■ TASK LIST:
**1)** Copy the seed node pull request starting at "Fixes Embed Trusted" and ending at "NodeGraph (Kademlia system)", and swap in "RoutingTable" wherever "NodeGraph" appears.
**2)** Supply the next part of the seed node pull request, picking up right after its final sentence.

■ PAGE TEXT:
-*-*-

Supporting trusted seed nodes (`nodes` domain refactoring, static sources for seed nodes) #289

joshuakarp · 2021-11-11T04:10:02Z

Description

Supporting trusted seed nodes configuration.

Issues Fixed

Fixes Embed Trusted Default Seed Nodes into src/config.ts for bootstrapping the P2P network #269
Does not address Propagate networking connection error handling into NodeConnection error handling #224

Tasks

Refactor nodes domain:
- - Refactor all notions of broker into seed nodes
- - Remove separation of brokerNodeConnections - the seed nodes should be treated as regular nodes, that get added to the NodeGraph (Kademlia system)
- - Change NodeAddress.ip to NodeAddress.host
DNS resolution
- - resolveHost function to resolve a hostname into an IP address (Host type)
- - figure out where resolveHost calls are required, and add them in
Support various seed node sources:
- - Resolve all 3 sources to a common object type (NodeMapping: NodeId -> NodeAddress - i.e. NodeBucket without the lastUpdated field)
- CLI arguments
  - - Parser for nodeId@host:port structure
  - ~~resolve issue with variadic options and argParser Using Option.parseArgs with variadic and default options tj/commander.js#1641~~ no longer a problem - see Embed Trusted Default Seed Nodes into src/config.ts for bootstrapping the P2P network #269 (comment)
- Environment variable PK_SEED_NODES
  - - Parser for semicolon separated structure
  - - Figure out if possible to use commander's .env with this parsing logic (instead of just a straight read from environment)
- src/config.ts
  - - Parser for config.ts POJO structure
- verification:
  - - single CLI argument
  - - multiple CLI arguments
  - - single in PK_SEED_NODES environment variable (and takes precedence over src/config.ts)
  - - multiple in PK_SEED_NODES environment variable (and takes precedence over src/config.ts)
  - - single in src/config.ts
  - - multiple in src/config.ts
  - - combination of CLI, environment, src/config.ts - should only take CLI arguments
  - - combination of CLI, environment, src/config.ts with <seed-nodes> flag - should take CLI arguments as well as src/config.ts
- tests:
  - - combination of CLI, environment, src/config.ts - should only take CLI arguments
  - - combination of environment, src/config.ts and <seed-nodes> flag - should take all

~~4. Resolve propagation of NodeConnection errors (from networking domain) - see #224~~ - will now be handled in #225

Final checklist

joshuakarp · 2021-11-11T04:11:01Z

This PR has been branched from PR #283. Ideally merging order should then be: Gitlab MR -> #283 -> this PR

joshuakarp · 2021-11-11T04:12:14Z

In the process of refactoring nodes, when thinking about on NodeGraph.start and how it will potentially re-add existing broker nodes into the Kademlia system, I discovered a small error when updating a node in a full bucket. When a new node is added to a full bucket, the expectation is that the least active node is removed from the bucket, in favour of this new node. However, there was an odd error that I was encountering where the most recently added node was the one being removed on a full bucket. For some reason, the date comparison in:

      const leastActive = bucketEntries.reduce((prev, curr) => {
        return prev[1].lastUpdated < curr[1].lastUpdated ? prev : curr;
      });

was saying that 2021-11-11T03:42:22.700Z was not earlier than (<) 2021-11-11T03:42:22.791Z, as per the following:

    prev {
      address: { ip: '1.1.1.1', port: 1 },
      lastUpdated: '2021-11-11T03:42:22.700Z'
    } curr {
      address: { ip: '0.0.0.1', port: 1234 },
      lastUpdated: 2021-11-11T03:42:22.791Z
    }
	
	// prev[1].lastUpdated < curr[1].lastUpdated = false
	// prev[1].lastUpdated = 2021-11-11T03:42:22.700Z 
	// curr[1].lastUpdated = 2021-11-11T03:42:22.791Z

What I realised was that it was actually doing a string comparison, and not a Date comparison. Note the lack of ' around curr.lastUpdated - this is because it's a Date object, whereas prev.lastUpdated is a string. This was because the string date was the date being acquired from the database, whereas the Date date was being added to the bucket locally, and hadn't been retrieved from the database.

-*-*-

(Stored entries)
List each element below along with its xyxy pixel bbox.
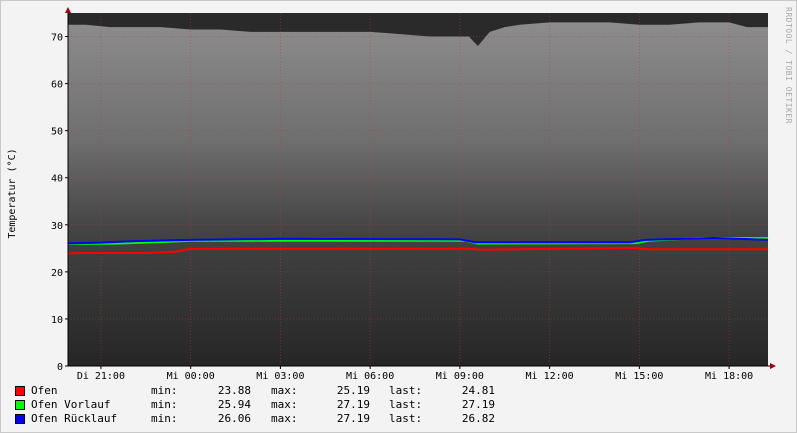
y-axis-arrow xyxy=(65,7,71,13)
x-tick-label: Mi 18:00 xyxy=(705,371,753,381)
x-tick-label: Mi 12:00 xyxy=(526,371,574,381)
legend-series-name: Ofen Rücklauf xyxy=(31,412,118,425)
legend-min-label: min: xyxy=(151,412,178,425)
y-tick-label: 30 xyxy=(51,221,63,232)
background-area xyxy=(68,22,768,367)
legend-min-value: 25.94 xyxy=(217,398,251,411)
temperature-chart: 0 10 20 30 40 50 60 70 Di 21:00 Mi 00:00 Mi 03:00 M… xyxy=(7,7,776,381)
legend-max-label: max: xyxy=(271,384,298,397)
legend-last-label: last: xyxy=(389,384,423,397)
legend-last-label: last: xyxy=(389,412,423,425)
y-tick-label: 50 xyxy=(51,127,63,138)
y-tick-label: 10 xyxy=(51,315,63,326)
legend-last-value: 26.82 xyxy=(461,412,495,425)
legend-last-label: last: xyxy=(389,398,423,411)
legend-max-value: 27.19 xyxy=(336,398,370,411)
legend-min-value: 26.06 xyxy=(217,412,251,425)
legend-max-label: max: xyxy=(271,398,298,411)
legend-swatch xyxy=(15,400,25,410)
y-tick-label: 0 xyxy=(57,362,63,373)
y-tick-label: 40 xyxy=(51,174,63,185)
legend-last-value: 24.81 xyxy=(461,384,495,397)
legend-max-value: 27.19 xyxy=(336,412,370,425)
y-tick-label: 60 xyxy=(51,80,63,91)
legend-min-value: 23.88 xyxy=(217,384,251,397)
legend-last-value: 27.19 xyxy=(461,398,495,411)
legend-swatch xyxy=(15,386,25,396)
watermark: RRDTOOL / TOBI OETIKER xyxy=(784,7,793,124)
y-tick-label: 20 xyxy=(51,268,63,279)
x-tick-label: Di 21:00 xyxy=(77,371,125,381)
legend-max-label: max: xyxy=(271,412,298,425)
graph-frame: 0 10 20 30 40 50 60 70 Di 21:00 Mi 00:00 Mi 03:00 M… xyxy=(0,0,797,433)
legend-min-label: min: xyxy=(151,398,178,411)
legend-min-label: min: xyxy=(151,384,178,397)
legend-max-value: 25.19 xyxy=(336,384,370,397)
legend-series-name: Ofen Vorlauf xyxy=(31,398,111,411)
x-tick-label: Mi 00:00 xyxy=(167,371,215,381)
x-axis-arrow xyxy=(770,363,776,369)
y-tick-label: 70 xyxy=(51,33,63,44)
x-tick-label: Mi 15:00 xyxy=(615,371,663,381)
x-tick-label: Mi 03:00 xyxy=(256,371,304,381)
legend-swatch xyxy=(15,414,25,424)
legend-series-name: Ofen xyxy=(31,384,58,397)
y-axis-label: Temperatur (°C) xyxy=(7,148,18,238)
x-tick-label: Mi 09:00 xyxy=(436,371,484,381)
x-tick-label: Mi 06:00 xyxy=(346,371,394,381)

-*-*-

■ OUTPUTS BY TASK:
**1)**
Fixes Embed Trusted Default Seed Nodes into src/config.ts for bootstrapping the P2P network #269
Does not address Propagate networking connection error handling into NodeConnection error handling #224

Tasks

Refactor nodes domain:
- - Refactor all notions of broker into seed nodes
- - Remove separation of brokerNodeConnections - the seed nodes should be treated as regular nodes, that get added to the RoutingTable (Kademlia system)

**2)**
Therefore, an easy fix:

      const leastActive = bucketEntries.reduce((prev, curr) => {
        return new Date(prev[1].lastUpdated) < new Date(curr[1].lastUpdated) ? prev : curr;
      });

I've also added a test for this scenario in 747a009

joshuakarp · 2021-11-11T06:07:43Z

To provide support for both hostnames and IP addresses in our Kademlia system, I'm hoping to make to make this as simple as possible by simply extending the NodeAddress type:

type NodeAddress = {
  ip: Host;
  port: Port;
};

to the following:

type NodeAddress = {
  host: IPAddress | Hostname;
  port: Port;
};

where both IPAddress and Hostname are both opaque strings. Then, to determine whether we need to resolve the host to an IP address, we simply do a typeof on the host field.

However, thinking about this some more, this won't work. The NodeAddress will be stored in leveldb. Upon retrieval, there's no notion of typing: the host field will strictly be a string.

Perhaps instead of this then, we'll need a function to parse the host on retrieval, and determine whether the host field is either an IP address or hostname. From memory, we already have an isIPv4 function somewhere, so that would be sufficient. To save ourselves from having to parse the host every time we retrieve, perhaps we should also add a boolean flag to the NodeAddress - isHostname or something of the sort. I'm not a huge fan of this though, as it makes it messy.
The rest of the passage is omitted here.